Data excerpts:

════════════════

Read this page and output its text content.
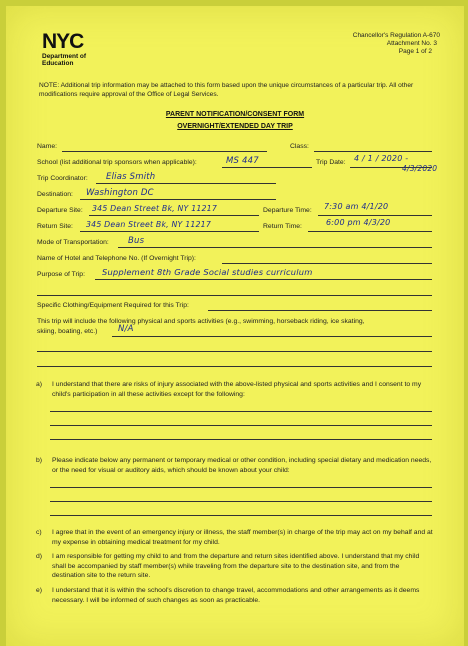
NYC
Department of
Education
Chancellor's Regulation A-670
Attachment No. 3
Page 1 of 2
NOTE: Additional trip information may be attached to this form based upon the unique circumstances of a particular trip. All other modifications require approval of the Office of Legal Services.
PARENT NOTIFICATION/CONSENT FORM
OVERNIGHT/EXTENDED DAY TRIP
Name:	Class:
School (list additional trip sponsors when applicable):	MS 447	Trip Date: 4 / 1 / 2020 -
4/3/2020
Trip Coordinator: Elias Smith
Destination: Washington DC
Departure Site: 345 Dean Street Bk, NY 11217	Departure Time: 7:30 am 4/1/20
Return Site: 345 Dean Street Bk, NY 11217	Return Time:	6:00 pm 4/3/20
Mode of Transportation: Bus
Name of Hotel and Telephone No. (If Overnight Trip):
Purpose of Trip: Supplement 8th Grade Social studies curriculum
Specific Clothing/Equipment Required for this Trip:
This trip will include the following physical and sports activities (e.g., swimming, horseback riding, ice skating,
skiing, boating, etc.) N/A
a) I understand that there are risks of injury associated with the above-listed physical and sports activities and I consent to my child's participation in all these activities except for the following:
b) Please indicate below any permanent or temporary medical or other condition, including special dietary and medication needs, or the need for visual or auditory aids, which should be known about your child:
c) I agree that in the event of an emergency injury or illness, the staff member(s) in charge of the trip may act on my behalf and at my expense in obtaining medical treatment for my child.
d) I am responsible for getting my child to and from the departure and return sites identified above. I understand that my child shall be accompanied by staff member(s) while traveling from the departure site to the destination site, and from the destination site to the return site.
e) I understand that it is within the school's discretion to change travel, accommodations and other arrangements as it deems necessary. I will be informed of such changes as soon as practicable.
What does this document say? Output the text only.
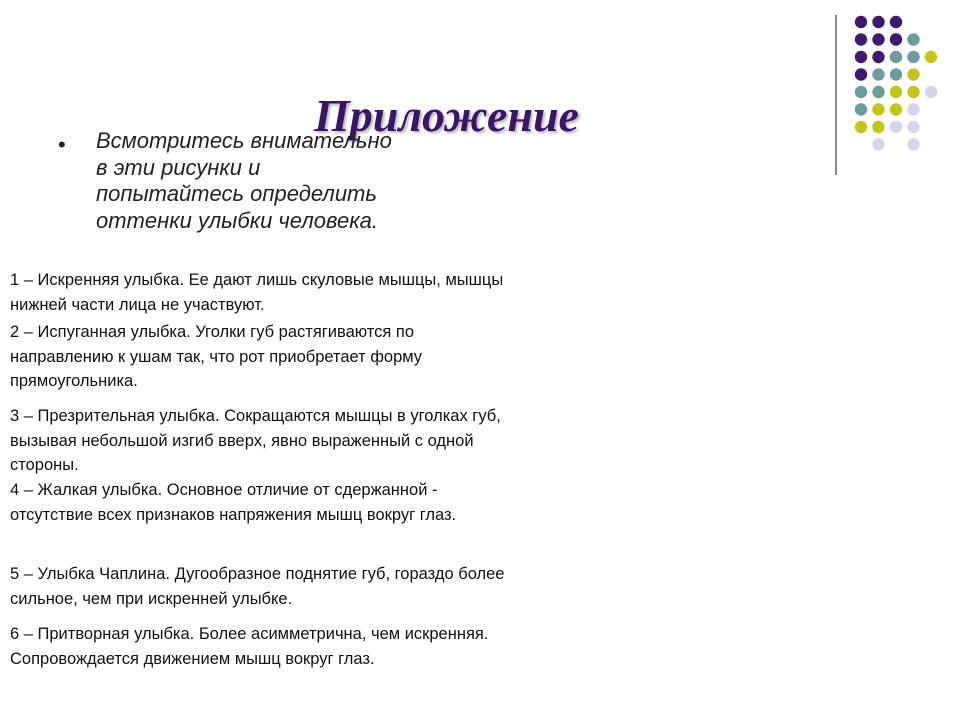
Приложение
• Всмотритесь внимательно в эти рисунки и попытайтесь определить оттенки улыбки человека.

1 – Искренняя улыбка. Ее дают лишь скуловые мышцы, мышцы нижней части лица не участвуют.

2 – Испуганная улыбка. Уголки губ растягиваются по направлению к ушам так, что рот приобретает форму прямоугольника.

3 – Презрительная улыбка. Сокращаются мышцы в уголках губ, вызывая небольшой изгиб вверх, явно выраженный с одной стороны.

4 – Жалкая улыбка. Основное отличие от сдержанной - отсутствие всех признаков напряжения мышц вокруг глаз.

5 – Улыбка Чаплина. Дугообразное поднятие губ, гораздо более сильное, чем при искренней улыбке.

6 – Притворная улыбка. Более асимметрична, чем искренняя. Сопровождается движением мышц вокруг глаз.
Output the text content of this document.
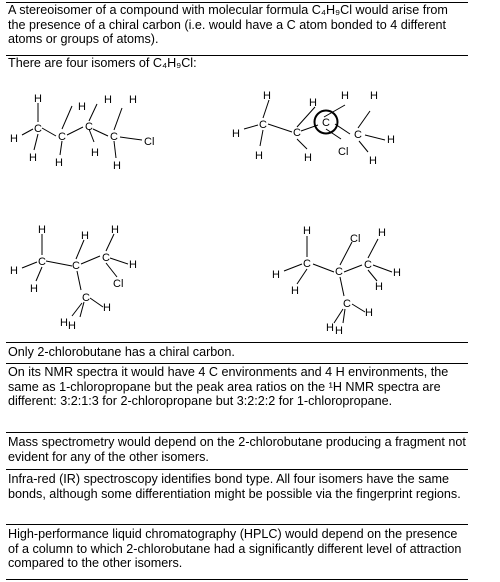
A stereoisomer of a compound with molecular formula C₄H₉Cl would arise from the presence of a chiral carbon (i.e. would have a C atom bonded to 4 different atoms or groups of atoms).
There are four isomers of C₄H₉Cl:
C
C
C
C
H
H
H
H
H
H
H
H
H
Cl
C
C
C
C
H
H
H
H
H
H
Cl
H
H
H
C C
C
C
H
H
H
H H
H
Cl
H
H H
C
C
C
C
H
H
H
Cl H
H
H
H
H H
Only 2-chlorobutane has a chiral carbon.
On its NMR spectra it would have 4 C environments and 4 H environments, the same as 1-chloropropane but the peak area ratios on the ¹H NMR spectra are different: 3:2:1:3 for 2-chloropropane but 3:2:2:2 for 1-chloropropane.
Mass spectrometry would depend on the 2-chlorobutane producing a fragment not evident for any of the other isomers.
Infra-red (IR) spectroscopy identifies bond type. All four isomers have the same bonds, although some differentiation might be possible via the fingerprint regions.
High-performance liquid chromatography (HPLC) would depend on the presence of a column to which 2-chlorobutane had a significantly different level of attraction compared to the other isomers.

════════════════

Quote every record above exactly, omitting any pictures they contain.

Solution —
Read this page and output its text content.
NYC
Department of
Education
Chancellor's Regulation A-670
Attachment No. 3
Page 1 of 2
NOTE: Additional trip information may be attached to this form based upon the unique circumstances of a particular trip. All other modifications require approval of the Office of Legal Services.
PARENT NOTIFICATION/CONSENT FORM
OVERNIGHT/EXTENDED DAY TRIP
Name:	Class:
School (list additional trip sponsors when applicable):	MS 447	Trip Date: 4 / 1 / 2020 -
4/3/2020
Trip Coordinator: Elias Smith
Destination: Washington DC
Departure Site: 345 Dean Street Bk, NY 11217	Departure Time: 7:30 am 4/1/20
Return Site: 345 Dean Street Bk, NY 11217	Return Time:	6:00 pm 4/3/20
Mode of Transportation: Bus
Name of Hotel and Telephone No. (If Overnight Trip):
Purpose of Trip: Supplement 8th Grade Social studies curriculum
Specific Clothing/Equipment Required for this Trip:
This trip will include the following physical and sports activities (e.g., swimming, horseback riding, ice skating,
skiing, boating, etc.) N/A
a) I understand that there are risks of injury associated with the above-listed physical and sports activities and I consent to my child's participation in all these activities except for the following:
b) Please indicate below any permanent or temporary medical or other condition, including special dietary and medication needs, or the need for visual or auditory aids, which should be known about your child:
c) I agree that in the event of an emergency injury or illness, the staff member(s) in charge of the trip may act on my behalf and at my expense in obtaining medical treatment for my child.
d) I am responsible for getting my child to and from the departure and return sites identified above. I understand that my child shall be accompanied by staff member(s) while traveling from the departure site to the destination site, and from the destination site to the return site.
e) I understand that it is within the school's discretion to change travel, accommodations and other arrangements as it deems necessary. I will be informed of such changes as soon as practicable.
What does this document say? Output the text only.
Приложение
• Всмотритесь внимательно в эти рисунки и попытайтесь определить оттенки улыбки человека.

1 – Искренняя улыбка. Ее дают лишь скуловые мышцы, мышцы нижней части лица не участвуют.

2 – Испуганная улыбка. Уголки губ растягиваются по направлению к ушам так, что рот приобретает форму прямоугольника.

3 – Презрительная улыбка. Сокращаются мышцы в уголках губ, вызывая небольшой изгиб вверх, явно выраженный с одной стороны.

4 – Жалкая улыбка. Основное отличие от сдержанной - отсутствие всех признаков напряжения мышц вокруг глаз.

5 – Улыбка Чаплина. Дугообразное поднятие губ, гораздо более сильное, чем при искренней улыбке.

6 – Притворная улыбка. Более асимметрична, чем искренняя. Сопровождается движением мышц вокруг глаз.
Output the text content of this document.
A stereoisomer of a compound with molecular formula C₄H₉Cl would arise from the presence of a chiral carbon (i.e. would have a C atom bonded to 4 different atoms or groups of atoms).
There are four isomers of C₄H₉Cl:
C
C
C
C
H
H
H
H
H
H
H
H
H
Cl
C
C
C
C
H
H
H
H
H
H
Cl
H
H
H
C C
C
C
H
H
H
H H
H
Cl
H
H H
C
C
C
C
H
H
H
Cl H
H
H
H
H H
Only 2-chlorobutane has a chiral carbon.
On its NMR spectra it would have 4 C environments and 4 H environments, the same as 1-chloropropane but the peak area ratios on the ¹H NMR spectra are different: 3:2:1:3 for 2-chloropropane but 3:2:2:2 for 1-chloropropane.
Mass spectrometry would depend on the 2-chlorobutane producing a fragment not evident for any of the other isomers.
Infra-red (IR) spectroscopy identifies bond type. All four isomers have the same bonds, although some differentiation might be possible via the fingerprint regions.
High-performance liquid chromatography (HPLC) would depend on the presence of a column to which 2-chlorobutane had a significantly different level of attraction compared to the other isomers.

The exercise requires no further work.